** RECORD EXTRACTS **
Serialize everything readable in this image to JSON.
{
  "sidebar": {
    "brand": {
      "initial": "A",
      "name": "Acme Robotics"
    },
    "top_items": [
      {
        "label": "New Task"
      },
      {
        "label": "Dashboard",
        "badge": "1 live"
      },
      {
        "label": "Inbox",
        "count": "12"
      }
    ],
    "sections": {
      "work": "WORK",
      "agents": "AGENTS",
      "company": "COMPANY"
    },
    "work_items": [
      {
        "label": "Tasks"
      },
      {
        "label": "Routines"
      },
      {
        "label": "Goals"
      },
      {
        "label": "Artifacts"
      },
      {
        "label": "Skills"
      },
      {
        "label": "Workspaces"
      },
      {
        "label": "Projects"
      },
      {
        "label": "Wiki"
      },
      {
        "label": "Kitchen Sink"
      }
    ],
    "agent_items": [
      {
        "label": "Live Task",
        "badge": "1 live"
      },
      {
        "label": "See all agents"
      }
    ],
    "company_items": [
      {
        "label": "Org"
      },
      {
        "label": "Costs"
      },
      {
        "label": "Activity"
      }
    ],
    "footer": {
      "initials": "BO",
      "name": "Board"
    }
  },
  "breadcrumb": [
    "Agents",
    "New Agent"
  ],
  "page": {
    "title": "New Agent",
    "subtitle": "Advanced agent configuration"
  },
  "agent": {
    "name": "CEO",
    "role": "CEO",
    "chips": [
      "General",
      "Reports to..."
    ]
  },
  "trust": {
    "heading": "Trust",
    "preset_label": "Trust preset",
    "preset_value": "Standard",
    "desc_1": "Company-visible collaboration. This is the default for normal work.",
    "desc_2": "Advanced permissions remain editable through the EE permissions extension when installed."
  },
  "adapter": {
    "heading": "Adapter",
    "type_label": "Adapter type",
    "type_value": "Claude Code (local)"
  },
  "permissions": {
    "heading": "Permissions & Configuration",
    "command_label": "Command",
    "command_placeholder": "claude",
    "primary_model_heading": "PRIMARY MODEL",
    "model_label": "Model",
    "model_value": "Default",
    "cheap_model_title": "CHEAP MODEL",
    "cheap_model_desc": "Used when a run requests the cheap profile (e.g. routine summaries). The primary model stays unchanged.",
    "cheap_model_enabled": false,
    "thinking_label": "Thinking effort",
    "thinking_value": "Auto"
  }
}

** WORK REQUIRED **
Your answer should be one number: how many lines in the material above contain the string "when".

** FINISHED EXERCISE **
2